Extracted data entries
Start of Block
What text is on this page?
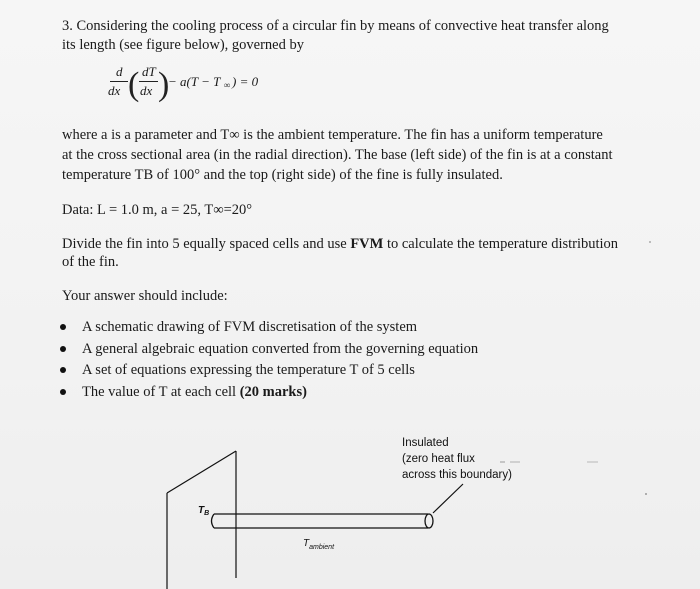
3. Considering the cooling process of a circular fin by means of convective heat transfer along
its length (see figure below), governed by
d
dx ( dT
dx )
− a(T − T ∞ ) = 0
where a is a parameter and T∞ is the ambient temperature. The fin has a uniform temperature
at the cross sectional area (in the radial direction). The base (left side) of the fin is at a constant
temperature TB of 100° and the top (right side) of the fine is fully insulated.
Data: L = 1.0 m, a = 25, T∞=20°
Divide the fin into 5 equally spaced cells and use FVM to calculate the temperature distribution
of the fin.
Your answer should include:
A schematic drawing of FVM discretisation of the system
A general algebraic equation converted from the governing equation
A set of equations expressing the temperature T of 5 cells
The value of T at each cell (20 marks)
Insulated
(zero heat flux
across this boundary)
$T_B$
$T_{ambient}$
End of Block
Start of Block
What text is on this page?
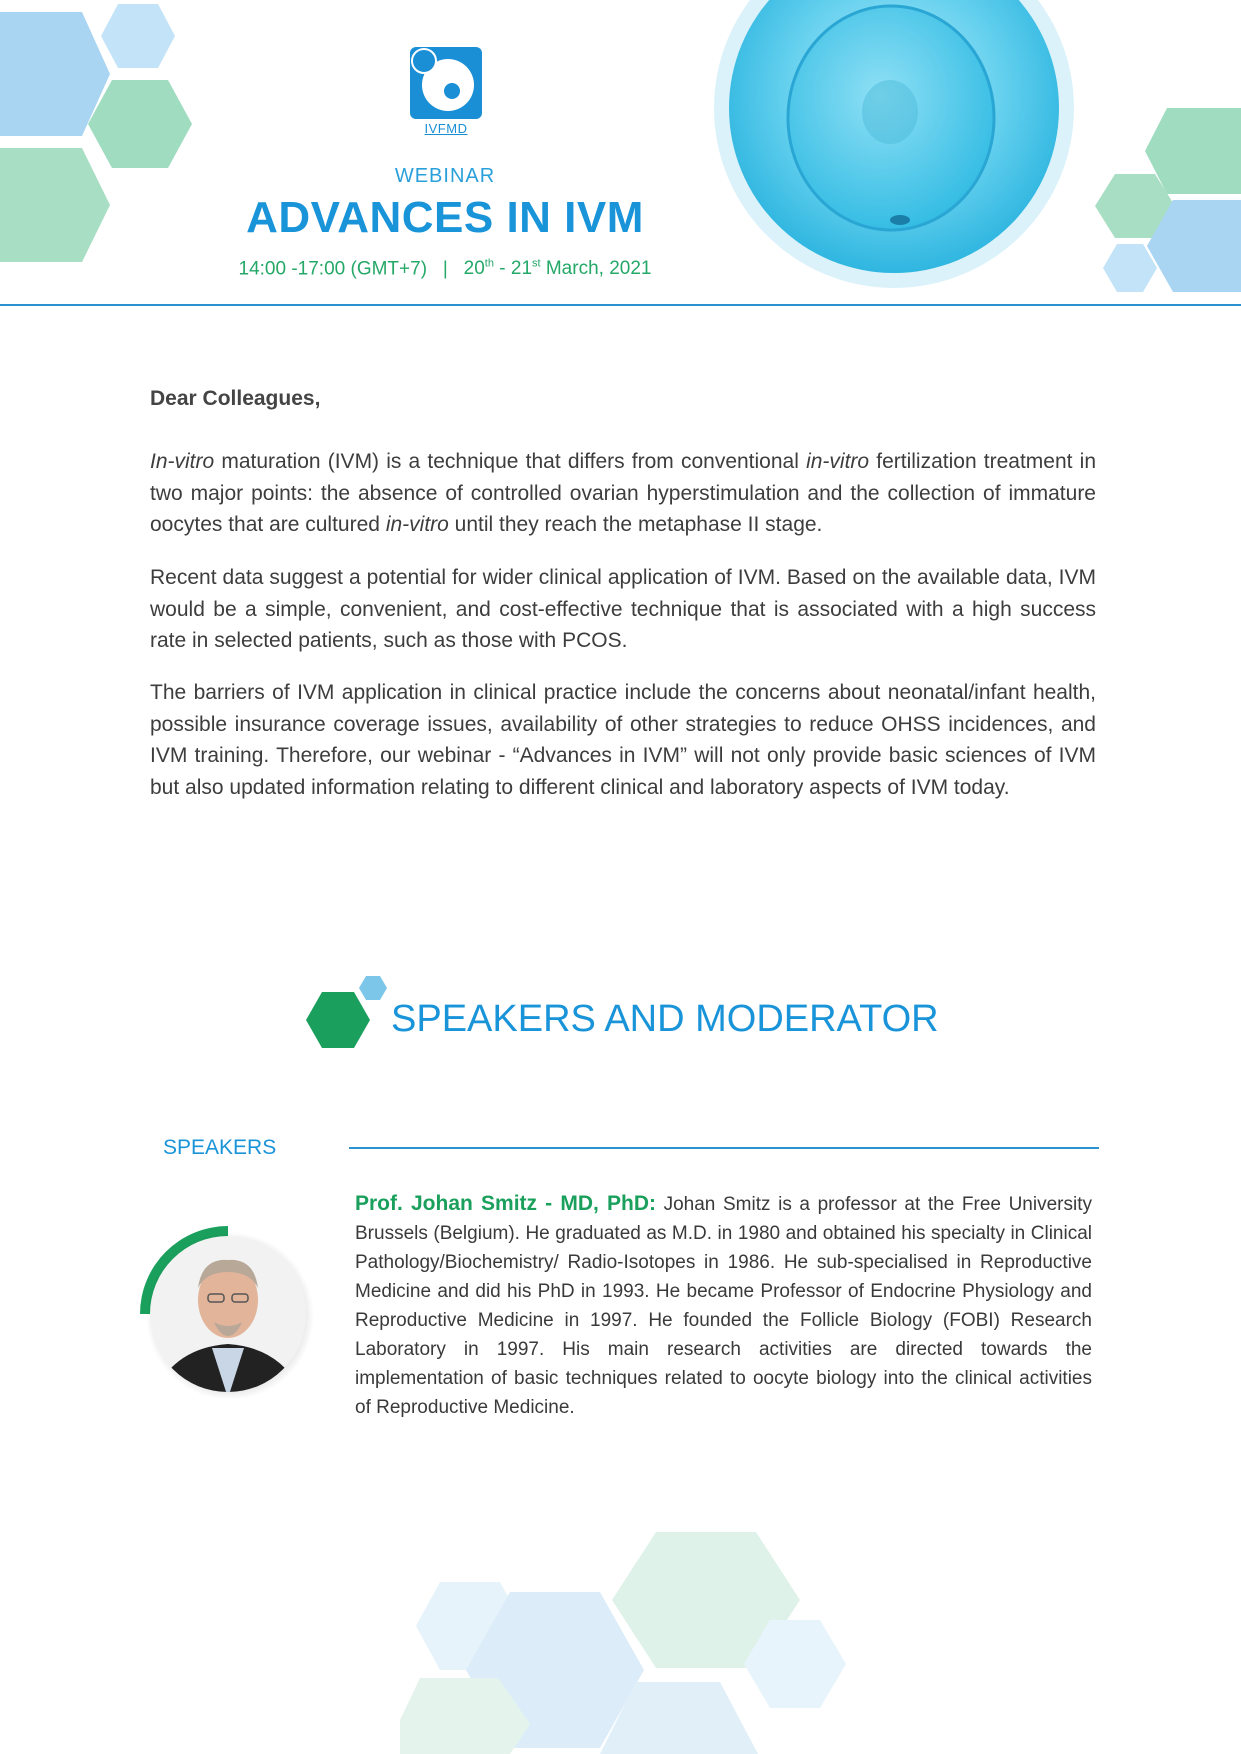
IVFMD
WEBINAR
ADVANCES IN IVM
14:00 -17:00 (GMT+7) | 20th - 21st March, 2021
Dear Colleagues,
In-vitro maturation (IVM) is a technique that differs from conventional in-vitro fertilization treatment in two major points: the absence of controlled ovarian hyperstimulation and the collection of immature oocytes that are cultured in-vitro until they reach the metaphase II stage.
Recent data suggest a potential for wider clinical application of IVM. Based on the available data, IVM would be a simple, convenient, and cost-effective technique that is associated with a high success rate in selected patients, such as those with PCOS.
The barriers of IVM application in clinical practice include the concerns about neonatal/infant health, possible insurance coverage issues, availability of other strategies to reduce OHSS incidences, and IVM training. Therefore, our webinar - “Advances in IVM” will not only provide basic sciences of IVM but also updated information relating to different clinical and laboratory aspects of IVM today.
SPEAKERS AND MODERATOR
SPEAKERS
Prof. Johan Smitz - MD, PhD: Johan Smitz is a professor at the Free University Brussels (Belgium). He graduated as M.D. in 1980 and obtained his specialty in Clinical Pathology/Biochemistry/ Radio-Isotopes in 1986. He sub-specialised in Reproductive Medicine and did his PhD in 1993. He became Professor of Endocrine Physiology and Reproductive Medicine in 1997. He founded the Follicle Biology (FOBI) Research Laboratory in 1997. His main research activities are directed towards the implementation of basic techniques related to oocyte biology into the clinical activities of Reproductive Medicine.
End of Block
Scan the lines above for the word "cells" and copy every one where it occurs.

## RESPONSE AREA
Divide the fin into 5 equally spaced cells and use FVM to calculate the temperature distribution
A set of equations expressing the temperature T of 5 cells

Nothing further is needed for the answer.